# ENTRIES SHOWN
-------------------------
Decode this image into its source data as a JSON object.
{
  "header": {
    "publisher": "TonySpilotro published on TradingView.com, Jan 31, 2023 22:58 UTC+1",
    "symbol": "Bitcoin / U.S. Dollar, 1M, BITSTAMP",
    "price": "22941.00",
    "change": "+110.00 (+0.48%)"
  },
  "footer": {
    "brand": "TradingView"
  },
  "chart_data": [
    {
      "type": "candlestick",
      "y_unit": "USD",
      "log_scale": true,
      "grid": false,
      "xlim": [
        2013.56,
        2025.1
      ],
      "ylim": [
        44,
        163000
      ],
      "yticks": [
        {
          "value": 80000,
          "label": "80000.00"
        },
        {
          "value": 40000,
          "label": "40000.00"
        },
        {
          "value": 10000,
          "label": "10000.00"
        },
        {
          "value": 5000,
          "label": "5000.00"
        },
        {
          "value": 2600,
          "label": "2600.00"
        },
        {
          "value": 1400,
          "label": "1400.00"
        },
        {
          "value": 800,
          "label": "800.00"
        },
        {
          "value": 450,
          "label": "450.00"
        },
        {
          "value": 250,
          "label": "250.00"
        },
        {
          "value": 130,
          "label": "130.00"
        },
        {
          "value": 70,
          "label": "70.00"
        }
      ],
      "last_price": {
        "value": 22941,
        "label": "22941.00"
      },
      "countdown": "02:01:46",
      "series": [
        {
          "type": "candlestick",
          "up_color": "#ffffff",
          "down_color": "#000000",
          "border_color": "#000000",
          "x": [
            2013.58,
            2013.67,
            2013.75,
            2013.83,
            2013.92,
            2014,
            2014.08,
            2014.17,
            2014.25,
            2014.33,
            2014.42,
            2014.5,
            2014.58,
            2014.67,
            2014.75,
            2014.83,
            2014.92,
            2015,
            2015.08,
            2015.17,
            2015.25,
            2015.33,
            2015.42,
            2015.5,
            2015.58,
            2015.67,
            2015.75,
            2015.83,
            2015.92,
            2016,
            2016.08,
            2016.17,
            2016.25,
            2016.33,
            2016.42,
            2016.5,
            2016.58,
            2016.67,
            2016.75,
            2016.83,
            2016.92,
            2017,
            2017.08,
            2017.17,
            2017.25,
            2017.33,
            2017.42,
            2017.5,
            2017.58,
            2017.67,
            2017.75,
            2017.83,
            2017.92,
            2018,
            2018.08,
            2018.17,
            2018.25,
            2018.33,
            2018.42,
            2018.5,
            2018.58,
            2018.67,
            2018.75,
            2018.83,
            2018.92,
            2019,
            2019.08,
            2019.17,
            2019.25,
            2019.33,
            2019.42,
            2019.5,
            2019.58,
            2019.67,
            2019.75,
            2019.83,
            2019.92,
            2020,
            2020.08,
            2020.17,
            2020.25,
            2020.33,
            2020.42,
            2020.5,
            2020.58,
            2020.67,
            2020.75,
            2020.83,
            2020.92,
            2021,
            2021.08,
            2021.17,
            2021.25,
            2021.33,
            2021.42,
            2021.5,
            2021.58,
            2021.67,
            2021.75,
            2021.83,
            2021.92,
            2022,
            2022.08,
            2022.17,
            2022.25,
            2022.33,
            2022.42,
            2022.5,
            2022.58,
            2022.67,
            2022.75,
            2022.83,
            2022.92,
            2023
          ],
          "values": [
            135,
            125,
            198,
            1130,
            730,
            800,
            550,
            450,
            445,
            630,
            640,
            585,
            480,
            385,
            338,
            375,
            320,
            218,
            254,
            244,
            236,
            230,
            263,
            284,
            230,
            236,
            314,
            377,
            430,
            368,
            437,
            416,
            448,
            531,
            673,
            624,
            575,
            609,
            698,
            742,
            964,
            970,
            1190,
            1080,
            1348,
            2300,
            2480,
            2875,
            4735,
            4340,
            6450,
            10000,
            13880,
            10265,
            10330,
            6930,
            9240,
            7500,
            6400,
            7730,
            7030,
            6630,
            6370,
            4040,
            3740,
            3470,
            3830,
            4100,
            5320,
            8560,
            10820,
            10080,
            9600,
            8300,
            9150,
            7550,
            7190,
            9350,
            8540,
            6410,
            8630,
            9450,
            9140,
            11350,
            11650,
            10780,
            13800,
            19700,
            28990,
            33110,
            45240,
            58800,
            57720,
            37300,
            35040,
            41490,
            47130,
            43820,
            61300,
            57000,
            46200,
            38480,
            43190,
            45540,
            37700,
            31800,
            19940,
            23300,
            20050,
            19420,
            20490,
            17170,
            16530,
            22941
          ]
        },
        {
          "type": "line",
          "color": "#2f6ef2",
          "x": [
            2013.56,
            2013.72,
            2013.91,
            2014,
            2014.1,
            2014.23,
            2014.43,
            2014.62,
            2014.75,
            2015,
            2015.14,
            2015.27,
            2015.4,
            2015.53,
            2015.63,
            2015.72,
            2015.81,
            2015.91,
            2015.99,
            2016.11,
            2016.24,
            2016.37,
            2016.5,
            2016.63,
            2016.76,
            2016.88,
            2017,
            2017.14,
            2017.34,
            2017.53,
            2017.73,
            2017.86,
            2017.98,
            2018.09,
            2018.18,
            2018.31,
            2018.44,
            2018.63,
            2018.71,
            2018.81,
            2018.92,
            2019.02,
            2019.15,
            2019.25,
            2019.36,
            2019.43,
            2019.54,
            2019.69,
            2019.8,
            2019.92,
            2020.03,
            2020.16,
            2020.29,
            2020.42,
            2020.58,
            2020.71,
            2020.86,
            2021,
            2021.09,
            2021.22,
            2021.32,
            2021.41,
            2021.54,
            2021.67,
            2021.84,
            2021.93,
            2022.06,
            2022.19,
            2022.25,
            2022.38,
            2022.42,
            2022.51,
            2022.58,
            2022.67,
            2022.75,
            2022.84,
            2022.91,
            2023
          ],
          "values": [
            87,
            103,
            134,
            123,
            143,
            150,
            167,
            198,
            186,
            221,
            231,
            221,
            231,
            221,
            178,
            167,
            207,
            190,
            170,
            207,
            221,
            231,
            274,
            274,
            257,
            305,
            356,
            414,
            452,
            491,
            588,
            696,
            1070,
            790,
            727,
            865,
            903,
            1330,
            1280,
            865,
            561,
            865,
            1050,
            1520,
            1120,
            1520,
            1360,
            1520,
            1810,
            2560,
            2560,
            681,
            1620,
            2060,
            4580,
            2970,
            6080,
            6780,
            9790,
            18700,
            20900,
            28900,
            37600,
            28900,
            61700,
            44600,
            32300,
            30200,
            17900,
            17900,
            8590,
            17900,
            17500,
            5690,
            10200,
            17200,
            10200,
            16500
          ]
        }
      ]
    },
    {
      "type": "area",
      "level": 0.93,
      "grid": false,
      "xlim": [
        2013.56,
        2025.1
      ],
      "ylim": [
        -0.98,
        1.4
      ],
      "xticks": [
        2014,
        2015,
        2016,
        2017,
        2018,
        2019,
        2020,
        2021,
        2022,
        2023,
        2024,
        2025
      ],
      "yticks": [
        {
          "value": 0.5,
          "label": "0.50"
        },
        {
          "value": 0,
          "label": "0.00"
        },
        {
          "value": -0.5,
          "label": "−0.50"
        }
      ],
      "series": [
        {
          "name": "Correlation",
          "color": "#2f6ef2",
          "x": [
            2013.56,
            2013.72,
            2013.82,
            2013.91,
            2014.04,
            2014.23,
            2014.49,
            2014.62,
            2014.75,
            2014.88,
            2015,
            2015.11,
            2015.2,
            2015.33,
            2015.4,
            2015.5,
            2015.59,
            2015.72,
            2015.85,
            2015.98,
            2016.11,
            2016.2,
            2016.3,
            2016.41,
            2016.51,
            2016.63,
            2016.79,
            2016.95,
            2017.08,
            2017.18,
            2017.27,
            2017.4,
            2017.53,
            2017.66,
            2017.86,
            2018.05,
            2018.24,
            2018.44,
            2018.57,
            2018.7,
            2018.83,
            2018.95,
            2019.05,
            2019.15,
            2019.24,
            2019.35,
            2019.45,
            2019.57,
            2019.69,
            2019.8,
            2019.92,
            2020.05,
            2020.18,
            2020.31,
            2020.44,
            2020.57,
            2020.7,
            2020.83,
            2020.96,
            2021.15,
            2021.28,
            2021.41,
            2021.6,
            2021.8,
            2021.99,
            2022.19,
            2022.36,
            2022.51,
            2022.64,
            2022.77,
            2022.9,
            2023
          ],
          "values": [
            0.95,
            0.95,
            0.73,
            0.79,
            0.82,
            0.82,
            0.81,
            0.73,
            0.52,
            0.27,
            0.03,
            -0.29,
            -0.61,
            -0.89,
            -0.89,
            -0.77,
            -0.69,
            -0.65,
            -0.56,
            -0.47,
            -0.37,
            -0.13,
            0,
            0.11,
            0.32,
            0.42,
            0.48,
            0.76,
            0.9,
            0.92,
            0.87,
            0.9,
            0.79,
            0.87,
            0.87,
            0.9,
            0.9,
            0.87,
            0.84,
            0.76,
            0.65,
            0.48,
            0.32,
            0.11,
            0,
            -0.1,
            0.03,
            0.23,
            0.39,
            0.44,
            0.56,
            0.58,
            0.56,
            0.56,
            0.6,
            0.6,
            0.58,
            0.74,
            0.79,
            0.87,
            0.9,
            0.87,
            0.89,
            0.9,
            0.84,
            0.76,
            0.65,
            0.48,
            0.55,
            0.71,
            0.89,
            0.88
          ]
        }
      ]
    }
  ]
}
-------------------------
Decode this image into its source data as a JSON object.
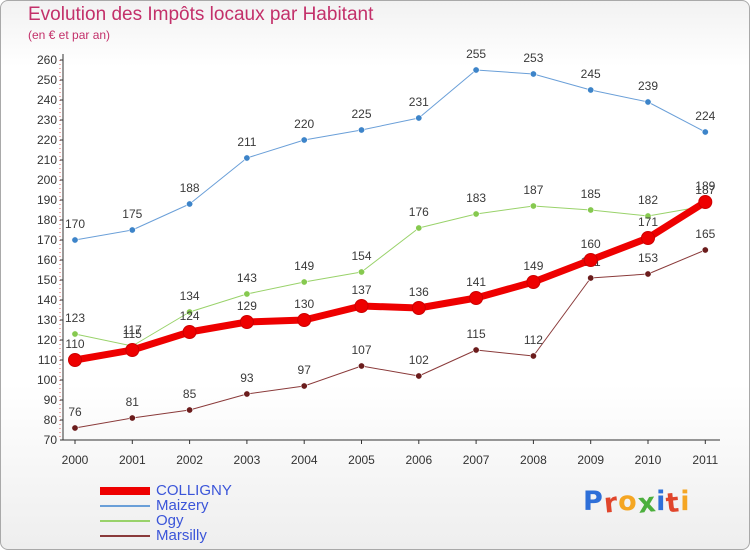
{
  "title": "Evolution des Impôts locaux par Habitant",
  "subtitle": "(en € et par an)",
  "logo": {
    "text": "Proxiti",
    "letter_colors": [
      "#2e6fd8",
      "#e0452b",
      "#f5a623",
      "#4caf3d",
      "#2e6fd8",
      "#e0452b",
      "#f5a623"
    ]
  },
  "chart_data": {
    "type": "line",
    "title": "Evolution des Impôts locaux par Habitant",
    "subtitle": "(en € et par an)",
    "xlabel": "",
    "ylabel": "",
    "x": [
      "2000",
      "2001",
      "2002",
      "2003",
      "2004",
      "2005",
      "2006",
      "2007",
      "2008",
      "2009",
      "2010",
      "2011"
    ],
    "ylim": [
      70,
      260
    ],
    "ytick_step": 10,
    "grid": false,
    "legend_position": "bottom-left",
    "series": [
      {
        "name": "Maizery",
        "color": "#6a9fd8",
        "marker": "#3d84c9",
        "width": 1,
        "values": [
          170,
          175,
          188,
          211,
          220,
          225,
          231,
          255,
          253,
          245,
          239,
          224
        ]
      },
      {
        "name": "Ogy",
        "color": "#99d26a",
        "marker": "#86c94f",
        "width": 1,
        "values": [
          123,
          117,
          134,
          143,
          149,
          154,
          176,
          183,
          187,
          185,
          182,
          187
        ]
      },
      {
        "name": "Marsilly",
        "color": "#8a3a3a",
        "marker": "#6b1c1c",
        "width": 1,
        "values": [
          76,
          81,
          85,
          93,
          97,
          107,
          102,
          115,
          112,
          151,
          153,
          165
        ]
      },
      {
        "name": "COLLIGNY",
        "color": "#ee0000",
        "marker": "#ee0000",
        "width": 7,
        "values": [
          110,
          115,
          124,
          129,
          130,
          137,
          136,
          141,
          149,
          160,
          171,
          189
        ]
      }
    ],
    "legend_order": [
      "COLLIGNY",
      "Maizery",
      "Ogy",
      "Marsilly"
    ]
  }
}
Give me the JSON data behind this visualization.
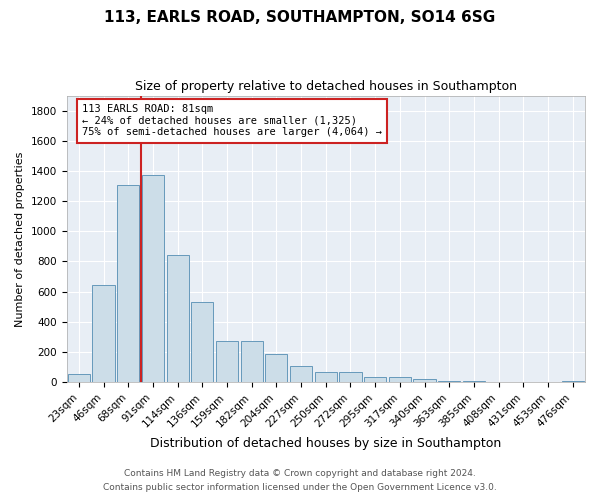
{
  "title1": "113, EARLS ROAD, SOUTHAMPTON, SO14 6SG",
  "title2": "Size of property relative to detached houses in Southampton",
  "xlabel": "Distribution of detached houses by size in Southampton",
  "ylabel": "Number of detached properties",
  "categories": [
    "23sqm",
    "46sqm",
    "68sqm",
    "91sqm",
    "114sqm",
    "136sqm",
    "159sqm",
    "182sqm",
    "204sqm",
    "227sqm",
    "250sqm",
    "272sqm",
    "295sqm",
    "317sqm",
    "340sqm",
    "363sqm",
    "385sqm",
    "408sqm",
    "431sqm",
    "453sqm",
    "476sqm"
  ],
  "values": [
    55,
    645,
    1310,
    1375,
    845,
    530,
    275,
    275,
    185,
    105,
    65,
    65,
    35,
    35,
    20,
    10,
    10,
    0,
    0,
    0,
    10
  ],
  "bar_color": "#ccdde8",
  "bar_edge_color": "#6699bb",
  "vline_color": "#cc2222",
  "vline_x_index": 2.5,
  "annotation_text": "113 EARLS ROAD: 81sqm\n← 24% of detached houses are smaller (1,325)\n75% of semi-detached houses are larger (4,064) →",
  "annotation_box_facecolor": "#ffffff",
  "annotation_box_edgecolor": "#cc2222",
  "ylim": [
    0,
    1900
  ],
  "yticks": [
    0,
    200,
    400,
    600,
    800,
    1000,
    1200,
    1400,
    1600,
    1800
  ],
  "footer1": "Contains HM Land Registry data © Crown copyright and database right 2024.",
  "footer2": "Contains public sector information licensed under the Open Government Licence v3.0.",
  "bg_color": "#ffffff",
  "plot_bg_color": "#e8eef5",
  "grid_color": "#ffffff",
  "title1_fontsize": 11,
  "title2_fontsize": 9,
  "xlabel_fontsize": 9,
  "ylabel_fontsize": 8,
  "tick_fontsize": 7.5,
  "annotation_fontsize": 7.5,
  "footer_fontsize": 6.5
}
-------------------------
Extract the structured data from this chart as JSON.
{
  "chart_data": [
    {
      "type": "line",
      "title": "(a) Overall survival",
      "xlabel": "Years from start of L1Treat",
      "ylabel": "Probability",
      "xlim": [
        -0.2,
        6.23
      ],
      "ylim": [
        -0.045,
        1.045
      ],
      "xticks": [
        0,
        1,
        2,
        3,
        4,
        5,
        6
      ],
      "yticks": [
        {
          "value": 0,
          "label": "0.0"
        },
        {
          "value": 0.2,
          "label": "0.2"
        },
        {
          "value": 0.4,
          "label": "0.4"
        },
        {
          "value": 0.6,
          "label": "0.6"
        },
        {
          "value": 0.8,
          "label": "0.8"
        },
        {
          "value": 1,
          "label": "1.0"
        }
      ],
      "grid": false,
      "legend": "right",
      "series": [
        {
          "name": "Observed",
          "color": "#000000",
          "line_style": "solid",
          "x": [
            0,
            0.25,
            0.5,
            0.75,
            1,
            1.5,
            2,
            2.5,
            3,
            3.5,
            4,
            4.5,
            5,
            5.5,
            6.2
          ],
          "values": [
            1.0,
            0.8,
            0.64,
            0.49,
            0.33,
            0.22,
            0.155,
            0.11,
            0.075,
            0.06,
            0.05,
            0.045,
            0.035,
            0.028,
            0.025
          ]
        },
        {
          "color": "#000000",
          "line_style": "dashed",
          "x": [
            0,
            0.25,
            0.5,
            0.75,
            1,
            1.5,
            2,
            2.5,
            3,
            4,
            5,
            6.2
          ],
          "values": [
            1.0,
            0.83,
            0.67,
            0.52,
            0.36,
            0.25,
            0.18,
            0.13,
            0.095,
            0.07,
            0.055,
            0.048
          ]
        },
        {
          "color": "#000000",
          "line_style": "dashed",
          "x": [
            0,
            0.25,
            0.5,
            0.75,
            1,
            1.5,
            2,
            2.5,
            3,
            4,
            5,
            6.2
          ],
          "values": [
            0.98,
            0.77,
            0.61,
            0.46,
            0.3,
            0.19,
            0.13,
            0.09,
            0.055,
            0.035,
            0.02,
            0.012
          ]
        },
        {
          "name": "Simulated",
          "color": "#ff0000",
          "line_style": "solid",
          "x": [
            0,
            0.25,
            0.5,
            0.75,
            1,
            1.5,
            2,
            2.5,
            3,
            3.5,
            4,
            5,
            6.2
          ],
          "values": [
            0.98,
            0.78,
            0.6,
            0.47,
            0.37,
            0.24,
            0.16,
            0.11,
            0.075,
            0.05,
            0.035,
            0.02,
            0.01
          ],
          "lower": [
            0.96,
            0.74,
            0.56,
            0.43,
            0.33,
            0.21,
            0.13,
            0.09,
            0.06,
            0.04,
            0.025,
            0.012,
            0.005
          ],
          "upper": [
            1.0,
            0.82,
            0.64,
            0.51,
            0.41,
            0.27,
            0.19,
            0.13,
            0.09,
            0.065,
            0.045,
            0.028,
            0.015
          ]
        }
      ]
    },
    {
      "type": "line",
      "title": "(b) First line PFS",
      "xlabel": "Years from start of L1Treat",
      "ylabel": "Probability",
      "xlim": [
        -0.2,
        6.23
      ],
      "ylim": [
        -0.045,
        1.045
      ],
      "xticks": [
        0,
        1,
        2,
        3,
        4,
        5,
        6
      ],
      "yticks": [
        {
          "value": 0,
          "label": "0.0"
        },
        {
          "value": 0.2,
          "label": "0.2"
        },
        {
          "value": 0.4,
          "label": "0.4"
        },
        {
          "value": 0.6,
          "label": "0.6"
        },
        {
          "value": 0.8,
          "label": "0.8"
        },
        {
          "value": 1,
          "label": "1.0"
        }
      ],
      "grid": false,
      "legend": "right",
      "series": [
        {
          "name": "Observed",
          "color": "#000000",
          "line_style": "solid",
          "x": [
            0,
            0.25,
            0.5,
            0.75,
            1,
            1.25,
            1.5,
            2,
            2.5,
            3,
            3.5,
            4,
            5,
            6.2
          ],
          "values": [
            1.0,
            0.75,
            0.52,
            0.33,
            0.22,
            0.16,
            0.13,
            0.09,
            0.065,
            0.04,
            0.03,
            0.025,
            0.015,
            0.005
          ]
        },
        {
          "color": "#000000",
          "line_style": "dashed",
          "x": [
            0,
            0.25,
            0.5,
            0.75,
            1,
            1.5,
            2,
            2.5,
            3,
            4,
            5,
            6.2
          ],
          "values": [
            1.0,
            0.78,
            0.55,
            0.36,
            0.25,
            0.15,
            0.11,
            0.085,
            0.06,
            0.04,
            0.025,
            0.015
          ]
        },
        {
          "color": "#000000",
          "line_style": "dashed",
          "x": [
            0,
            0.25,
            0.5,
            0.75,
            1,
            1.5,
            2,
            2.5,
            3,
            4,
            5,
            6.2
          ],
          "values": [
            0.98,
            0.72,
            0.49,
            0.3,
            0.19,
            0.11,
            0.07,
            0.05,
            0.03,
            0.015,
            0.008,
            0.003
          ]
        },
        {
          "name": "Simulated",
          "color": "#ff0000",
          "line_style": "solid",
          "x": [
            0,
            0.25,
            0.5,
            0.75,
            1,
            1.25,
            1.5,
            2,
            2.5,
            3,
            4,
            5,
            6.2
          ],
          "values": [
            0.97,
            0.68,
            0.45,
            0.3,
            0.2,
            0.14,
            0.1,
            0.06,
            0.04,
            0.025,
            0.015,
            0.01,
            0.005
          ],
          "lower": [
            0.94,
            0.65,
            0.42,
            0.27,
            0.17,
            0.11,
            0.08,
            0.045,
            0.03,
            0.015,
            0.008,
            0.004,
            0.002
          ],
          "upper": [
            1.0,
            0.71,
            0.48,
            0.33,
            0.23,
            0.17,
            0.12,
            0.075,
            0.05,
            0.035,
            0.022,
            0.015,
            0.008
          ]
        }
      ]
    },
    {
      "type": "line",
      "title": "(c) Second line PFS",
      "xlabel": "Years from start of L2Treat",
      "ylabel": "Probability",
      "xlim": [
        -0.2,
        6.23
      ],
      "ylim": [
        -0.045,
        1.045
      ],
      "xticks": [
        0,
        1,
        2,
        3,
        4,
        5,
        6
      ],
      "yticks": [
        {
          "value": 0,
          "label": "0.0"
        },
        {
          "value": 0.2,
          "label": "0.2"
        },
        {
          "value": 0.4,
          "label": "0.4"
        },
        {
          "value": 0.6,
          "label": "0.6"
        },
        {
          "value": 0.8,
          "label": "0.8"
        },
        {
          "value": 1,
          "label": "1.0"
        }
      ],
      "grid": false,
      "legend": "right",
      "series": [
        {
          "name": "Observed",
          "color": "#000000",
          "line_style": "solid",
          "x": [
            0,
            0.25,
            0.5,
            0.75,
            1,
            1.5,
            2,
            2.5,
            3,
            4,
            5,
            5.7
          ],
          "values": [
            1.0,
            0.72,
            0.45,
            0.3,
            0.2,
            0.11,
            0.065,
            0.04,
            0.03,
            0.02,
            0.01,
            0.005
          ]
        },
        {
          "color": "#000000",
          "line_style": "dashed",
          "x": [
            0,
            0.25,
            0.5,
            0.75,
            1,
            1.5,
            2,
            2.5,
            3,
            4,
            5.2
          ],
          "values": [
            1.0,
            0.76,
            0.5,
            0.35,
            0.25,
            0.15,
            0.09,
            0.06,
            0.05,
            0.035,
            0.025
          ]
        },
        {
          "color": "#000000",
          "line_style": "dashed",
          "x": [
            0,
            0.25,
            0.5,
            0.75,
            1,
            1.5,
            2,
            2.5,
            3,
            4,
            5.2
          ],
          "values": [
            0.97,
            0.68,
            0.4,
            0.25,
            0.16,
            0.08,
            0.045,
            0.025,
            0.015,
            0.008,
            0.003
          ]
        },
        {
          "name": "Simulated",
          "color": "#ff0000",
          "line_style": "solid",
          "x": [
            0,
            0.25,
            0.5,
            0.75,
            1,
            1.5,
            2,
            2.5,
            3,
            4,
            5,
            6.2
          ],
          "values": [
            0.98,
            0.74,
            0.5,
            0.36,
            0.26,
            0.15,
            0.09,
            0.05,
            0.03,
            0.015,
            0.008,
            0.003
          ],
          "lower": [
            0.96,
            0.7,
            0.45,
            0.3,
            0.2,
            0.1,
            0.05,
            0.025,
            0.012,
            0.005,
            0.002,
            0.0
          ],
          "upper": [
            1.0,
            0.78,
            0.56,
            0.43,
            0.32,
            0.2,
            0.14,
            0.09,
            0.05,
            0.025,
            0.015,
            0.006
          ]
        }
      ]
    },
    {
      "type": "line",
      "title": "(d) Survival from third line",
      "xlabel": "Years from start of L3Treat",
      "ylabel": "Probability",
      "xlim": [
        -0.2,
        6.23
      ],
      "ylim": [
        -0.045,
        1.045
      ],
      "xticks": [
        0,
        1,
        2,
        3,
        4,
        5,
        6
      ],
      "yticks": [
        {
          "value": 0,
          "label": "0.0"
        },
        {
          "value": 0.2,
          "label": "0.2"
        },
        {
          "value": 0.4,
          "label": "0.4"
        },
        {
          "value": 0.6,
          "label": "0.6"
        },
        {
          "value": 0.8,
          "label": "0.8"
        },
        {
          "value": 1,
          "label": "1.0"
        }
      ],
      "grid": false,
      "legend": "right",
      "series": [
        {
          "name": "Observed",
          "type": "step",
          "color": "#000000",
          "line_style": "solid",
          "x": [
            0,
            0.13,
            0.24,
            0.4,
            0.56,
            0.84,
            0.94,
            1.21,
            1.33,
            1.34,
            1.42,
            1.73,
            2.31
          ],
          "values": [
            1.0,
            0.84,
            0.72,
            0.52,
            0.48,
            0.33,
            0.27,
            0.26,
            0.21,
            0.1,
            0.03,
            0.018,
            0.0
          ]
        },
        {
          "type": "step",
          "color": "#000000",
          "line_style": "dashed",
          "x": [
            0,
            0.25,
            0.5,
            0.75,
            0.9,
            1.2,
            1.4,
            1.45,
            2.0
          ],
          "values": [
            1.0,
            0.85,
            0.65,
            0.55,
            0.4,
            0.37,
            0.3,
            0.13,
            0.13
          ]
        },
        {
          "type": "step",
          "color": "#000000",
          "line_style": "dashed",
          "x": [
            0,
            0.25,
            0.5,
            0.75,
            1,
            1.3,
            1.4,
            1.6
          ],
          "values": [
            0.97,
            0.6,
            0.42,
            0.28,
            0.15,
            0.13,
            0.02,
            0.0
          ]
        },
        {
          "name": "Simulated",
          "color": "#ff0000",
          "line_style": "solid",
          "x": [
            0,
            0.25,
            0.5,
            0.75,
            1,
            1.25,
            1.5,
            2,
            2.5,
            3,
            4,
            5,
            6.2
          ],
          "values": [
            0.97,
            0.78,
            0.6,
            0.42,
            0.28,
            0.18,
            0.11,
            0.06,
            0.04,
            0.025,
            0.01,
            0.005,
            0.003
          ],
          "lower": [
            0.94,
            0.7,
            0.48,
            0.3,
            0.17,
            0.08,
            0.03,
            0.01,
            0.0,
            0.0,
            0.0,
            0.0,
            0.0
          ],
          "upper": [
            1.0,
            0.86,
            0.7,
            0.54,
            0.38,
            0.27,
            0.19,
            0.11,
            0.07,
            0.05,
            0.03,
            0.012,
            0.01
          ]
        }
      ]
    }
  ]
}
-------------------------
Select and copy every line from the records that includes the word "Impôts".

# ANSWER TO THIS EXERCISE
  "title": "Evolution des Impôts locaux par Habitant",
    "title": "Evolution des Impôts locaux par Habitant",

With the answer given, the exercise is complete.